§ **What is needed**
Repeat word for word everything from the line containing "Convert this document image to plain text." to the end of the listing, first and last lines included, and only that.

——————

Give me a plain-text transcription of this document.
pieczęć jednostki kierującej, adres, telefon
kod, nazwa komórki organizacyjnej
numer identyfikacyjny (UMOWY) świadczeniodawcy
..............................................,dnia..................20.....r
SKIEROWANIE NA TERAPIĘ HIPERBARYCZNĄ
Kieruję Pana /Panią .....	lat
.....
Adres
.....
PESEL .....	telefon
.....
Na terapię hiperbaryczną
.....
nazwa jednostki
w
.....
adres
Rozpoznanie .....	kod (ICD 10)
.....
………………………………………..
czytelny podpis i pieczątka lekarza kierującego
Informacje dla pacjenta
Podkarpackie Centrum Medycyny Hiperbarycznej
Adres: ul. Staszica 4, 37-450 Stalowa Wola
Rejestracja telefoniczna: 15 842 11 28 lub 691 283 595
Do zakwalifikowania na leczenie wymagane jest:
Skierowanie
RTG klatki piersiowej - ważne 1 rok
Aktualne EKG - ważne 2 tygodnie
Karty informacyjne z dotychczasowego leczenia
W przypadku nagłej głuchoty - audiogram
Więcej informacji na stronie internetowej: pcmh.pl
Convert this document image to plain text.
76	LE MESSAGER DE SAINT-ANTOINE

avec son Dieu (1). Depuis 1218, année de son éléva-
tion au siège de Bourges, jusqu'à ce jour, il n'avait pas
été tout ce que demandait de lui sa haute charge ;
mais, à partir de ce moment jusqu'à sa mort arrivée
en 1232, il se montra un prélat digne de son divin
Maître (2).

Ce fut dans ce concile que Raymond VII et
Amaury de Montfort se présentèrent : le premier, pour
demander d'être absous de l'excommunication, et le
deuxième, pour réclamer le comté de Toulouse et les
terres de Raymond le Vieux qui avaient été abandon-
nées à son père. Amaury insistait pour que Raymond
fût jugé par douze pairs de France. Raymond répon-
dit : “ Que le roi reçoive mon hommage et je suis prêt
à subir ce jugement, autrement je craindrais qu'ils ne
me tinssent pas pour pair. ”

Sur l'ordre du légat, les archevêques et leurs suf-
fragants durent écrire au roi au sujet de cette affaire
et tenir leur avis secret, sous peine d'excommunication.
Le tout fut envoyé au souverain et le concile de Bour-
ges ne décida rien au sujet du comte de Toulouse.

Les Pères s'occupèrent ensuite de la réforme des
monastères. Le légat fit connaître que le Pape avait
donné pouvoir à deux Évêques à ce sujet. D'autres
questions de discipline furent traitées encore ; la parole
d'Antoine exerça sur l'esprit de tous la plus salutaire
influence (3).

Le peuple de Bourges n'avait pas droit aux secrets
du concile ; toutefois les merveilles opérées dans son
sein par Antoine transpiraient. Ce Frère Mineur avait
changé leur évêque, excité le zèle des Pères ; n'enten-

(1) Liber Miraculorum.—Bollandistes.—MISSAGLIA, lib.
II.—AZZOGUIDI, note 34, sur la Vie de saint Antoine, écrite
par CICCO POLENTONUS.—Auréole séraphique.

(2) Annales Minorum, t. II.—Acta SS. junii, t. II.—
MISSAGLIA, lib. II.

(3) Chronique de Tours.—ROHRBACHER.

——————

§ **Final answer**
Convert this document image to plain text.
76	LE MESSAGER DE SAINT-ANTOINE

avec son Dieu (1). Depuis 1218, année de son éléva-
tion au siège de Bourges, jusqu'à ce jour, il n'avait pas
été tout ce que demandait de lui sa haute charge ;
mais, à partir de ce moment jusqu'à sa mort arrivée
en 1232, il se montra un prélat digne de son divin
Maître (2).

Ce fut dans ce concile que Raymond VII et
Amaury de Montfort se présentèrent : le premier, pour
demander d'être absous de l'excommunication, et le
deuxième, pour réclamer le comté de Toulouse et les
terres de Raymond le Vieux qui avaient été abandon-
nées à son père. Amaury insistait pour que Raymond
fût jugé par douze pairs de France. Raymond répon-
dit : “ Que le roi reçoive mon hommage et je suis prêt
à subir ce jugement, autrement je craindrais qu'ils ne
me tinssent pas pour pair. ”

Sur l'ordre du légat, les archevêques et leurs suf-
fragants durent écrire au roi au sujet de cette affaire
et tenir leur avis secret, sous peine d'excommunication.
Le tout fut envoyé au souverain et le concile de Bour-
ges ne décida rien au sujet du comte de Toulouse.

Les Pères s'occupèrent ensuite de la réforme des
monastères. Le légat fit connaître que le Pape avait
donné pouvoir à deux Évêques à ce sujet. D'autres
questions de discipline furent traitées encore ; la parole
d'Antoine exerça sur l'esprit de tous la plus salutaire
influence (3).

Le peuple de Bourges n'avait pas droit aux secrets
du concile ; toutefois les merveilles opérées dans son
sein par Antoine transpiraient. Ce Frère Mineur avait
changé leur évêque, excité le zèle des Pères ; n'enten-

(1) Liber Miraculorum.—Bollandistes.—MISSAGLIA, lib.
II.—AZZOGUIDI, note 34, sur la Vie de saint Antoine, écrite
par CICCO POLENTONUS.—Auréole séraphique.

(2) Annales Minorum, t. II.—Acta SS. junii, t. II.—
MISSAGLIA, lib. II.

(3) Chronique de Tours.—ROHRBACHER.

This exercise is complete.